___ Dataset entries ___

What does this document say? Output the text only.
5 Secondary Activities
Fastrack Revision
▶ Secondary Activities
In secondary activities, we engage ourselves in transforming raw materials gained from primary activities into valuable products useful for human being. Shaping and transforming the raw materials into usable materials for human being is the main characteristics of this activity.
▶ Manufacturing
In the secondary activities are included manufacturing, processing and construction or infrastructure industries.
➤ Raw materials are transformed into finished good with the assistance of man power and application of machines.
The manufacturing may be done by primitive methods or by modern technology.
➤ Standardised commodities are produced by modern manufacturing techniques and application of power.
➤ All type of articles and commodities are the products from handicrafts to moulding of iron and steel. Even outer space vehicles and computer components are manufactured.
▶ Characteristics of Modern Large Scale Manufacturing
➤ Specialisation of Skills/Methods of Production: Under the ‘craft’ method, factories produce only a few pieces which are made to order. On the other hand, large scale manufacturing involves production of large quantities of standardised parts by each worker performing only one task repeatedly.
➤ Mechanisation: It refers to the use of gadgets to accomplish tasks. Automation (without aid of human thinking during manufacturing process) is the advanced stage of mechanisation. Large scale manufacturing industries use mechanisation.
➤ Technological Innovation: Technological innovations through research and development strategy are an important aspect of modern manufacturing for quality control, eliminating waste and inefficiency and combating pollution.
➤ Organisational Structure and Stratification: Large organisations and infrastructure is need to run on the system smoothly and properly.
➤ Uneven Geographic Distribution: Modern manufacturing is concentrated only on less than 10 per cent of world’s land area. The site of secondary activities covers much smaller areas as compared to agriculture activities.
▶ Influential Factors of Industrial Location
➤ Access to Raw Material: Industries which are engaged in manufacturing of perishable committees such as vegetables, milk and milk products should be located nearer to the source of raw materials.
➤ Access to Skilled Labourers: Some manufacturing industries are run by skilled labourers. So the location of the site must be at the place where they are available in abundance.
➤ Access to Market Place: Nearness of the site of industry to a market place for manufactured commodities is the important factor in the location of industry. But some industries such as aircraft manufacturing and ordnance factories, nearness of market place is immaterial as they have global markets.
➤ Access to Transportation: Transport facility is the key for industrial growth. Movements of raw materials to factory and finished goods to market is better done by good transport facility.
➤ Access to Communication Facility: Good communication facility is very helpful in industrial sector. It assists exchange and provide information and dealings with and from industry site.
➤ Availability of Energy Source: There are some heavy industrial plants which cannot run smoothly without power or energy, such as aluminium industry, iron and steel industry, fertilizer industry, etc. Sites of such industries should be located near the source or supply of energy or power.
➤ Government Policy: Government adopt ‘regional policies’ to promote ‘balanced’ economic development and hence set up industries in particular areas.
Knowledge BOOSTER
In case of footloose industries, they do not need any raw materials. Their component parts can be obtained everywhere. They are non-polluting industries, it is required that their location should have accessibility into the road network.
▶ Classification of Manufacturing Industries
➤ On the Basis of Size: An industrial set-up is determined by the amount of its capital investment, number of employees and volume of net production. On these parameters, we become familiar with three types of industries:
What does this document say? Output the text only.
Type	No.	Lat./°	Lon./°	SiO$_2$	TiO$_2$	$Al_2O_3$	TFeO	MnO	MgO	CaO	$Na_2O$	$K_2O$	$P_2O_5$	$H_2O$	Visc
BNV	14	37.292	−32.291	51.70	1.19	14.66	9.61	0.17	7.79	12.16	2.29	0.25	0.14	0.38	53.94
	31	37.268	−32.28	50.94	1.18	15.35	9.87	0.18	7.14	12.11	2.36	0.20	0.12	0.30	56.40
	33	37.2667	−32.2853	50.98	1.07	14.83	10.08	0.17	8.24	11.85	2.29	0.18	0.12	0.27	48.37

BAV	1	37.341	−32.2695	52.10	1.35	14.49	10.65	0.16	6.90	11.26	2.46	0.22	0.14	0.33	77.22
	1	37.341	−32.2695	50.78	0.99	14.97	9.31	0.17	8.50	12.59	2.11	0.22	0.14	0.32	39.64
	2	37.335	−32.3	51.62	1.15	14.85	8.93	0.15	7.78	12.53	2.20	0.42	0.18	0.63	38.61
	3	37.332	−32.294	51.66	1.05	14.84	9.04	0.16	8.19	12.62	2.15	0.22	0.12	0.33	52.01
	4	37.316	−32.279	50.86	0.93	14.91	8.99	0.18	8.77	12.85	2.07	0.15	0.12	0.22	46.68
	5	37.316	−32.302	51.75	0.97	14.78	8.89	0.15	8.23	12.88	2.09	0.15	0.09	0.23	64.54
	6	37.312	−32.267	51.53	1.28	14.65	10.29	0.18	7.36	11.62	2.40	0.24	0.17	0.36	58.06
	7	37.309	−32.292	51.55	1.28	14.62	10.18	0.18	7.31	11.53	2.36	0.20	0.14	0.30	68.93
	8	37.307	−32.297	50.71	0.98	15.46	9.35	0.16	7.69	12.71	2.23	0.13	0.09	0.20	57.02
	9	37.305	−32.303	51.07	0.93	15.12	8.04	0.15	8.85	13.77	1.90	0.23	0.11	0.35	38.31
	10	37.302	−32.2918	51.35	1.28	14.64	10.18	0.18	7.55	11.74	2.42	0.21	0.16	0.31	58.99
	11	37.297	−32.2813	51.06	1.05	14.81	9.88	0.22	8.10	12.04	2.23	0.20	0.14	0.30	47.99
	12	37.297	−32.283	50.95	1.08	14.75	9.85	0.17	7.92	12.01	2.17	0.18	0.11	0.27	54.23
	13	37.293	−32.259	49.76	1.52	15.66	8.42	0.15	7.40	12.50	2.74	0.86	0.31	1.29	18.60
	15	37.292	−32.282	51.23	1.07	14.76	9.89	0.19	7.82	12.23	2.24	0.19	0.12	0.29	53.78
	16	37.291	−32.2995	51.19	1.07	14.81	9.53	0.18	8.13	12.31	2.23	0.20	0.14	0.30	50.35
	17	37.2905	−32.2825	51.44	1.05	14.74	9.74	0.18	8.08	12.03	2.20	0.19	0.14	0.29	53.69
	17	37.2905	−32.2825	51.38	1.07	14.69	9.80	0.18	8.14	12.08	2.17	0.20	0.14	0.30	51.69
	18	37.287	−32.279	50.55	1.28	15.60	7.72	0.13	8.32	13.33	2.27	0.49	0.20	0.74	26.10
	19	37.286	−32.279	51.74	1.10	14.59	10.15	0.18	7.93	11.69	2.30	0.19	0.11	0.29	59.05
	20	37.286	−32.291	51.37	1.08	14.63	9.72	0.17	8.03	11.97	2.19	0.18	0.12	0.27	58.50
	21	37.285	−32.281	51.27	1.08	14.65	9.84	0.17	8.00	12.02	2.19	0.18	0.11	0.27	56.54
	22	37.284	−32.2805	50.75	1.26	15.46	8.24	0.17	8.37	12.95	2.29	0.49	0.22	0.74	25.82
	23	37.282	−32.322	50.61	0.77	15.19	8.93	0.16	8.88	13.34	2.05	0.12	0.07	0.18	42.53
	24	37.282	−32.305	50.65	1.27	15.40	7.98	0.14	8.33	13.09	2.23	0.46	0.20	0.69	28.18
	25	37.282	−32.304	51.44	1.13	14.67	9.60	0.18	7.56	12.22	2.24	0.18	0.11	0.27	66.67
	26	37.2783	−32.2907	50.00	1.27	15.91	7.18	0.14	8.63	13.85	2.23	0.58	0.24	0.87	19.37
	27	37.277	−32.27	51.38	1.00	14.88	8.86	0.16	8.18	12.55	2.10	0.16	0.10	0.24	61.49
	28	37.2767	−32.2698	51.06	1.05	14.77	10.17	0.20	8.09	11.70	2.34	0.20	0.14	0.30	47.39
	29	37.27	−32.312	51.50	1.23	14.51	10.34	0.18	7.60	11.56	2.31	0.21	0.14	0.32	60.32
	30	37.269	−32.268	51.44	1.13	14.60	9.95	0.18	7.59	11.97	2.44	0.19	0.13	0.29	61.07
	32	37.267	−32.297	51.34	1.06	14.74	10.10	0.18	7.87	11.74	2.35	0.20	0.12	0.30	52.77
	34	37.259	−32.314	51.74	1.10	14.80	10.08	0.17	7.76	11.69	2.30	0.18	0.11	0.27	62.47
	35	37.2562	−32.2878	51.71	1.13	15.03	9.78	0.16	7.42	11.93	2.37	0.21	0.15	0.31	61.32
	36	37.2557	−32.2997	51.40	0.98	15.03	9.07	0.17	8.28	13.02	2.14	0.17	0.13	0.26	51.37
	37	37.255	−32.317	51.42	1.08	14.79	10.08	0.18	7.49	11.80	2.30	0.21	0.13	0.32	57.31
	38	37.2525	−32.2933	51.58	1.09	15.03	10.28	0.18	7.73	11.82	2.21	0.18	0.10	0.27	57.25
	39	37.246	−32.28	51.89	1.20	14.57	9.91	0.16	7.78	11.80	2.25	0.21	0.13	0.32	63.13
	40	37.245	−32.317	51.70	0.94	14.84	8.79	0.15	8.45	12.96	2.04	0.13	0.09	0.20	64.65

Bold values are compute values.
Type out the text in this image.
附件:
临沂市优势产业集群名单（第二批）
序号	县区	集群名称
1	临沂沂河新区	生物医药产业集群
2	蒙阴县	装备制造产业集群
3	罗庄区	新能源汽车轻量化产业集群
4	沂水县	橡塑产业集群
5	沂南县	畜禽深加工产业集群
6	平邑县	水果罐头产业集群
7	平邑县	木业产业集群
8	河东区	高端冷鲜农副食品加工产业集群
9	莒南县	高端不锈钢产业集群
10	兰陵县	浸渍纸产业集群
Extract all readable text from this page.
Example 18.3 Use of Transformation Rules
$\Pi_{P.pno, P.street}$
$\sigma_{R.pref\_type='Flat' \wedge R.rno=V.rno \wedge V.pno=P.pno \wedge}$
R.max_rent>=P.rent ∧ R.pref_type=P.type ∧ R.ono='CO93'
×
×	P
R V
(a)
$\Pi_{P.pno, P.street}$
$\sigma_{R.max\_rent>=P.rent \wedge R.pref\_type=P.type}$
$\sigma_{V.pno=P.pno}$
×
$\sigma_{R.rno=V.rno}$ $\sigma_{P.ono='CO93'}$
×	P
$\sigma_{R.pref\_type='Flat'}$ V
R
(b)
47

___

_What is asked:_ All lines from the one containing "Type out the text in this image." through the end of the records, both ends included, are to be quoted exactly; please add nothing else.

_Expected answer:_
Type out the text in this image.
附件:
临沂市优势产业集群名单（第二批）
序号	县区	集群名称
1	临沂沂河新区	生物医药产业集群
2	蒙阴县	装备制造产业集群
3	罗庄区	新能源汽车轻量化产业集群
4	沂水县	橡塑产业集群
5	沂南县	畜禽深加工产业集群
6	平邑县	水果罐头产业集群
7	平邑县	木业产业集群
8	河东区	高端冷鲜农副食品加工产业集群
9	莒南县	高端不锈钢产业集群
10	兰陵县	浸渍纸产业集群
Extract all readable text from this page.
Example 18.3 Use of Transformation Rules
$\Pi_{P.pno, P.street}$
$\sigma_{R.pref\_type='Flat' \wedge R.rno=V.rno \wedge V.pno=P.pno \wedge}$
R.max_rent>=P.rent ∧ R.pref_type=P.type ∧ R.ono='CO93'
×
×	P
R V
(a)
$\Pi_{P.pno, P.street}$
$\sigma_{R.max\_rent>=P.rent \wedge R.pref\_type=P.type}$
$\sigma_{V.pno=P.pno}$
×
$\sigma_{R.rno=V.rno}$ $\sigma_{P.ono='CO93'}$
×	P
$\sigma_{R.pref\_type='Flat'}$ V
R
(b)
47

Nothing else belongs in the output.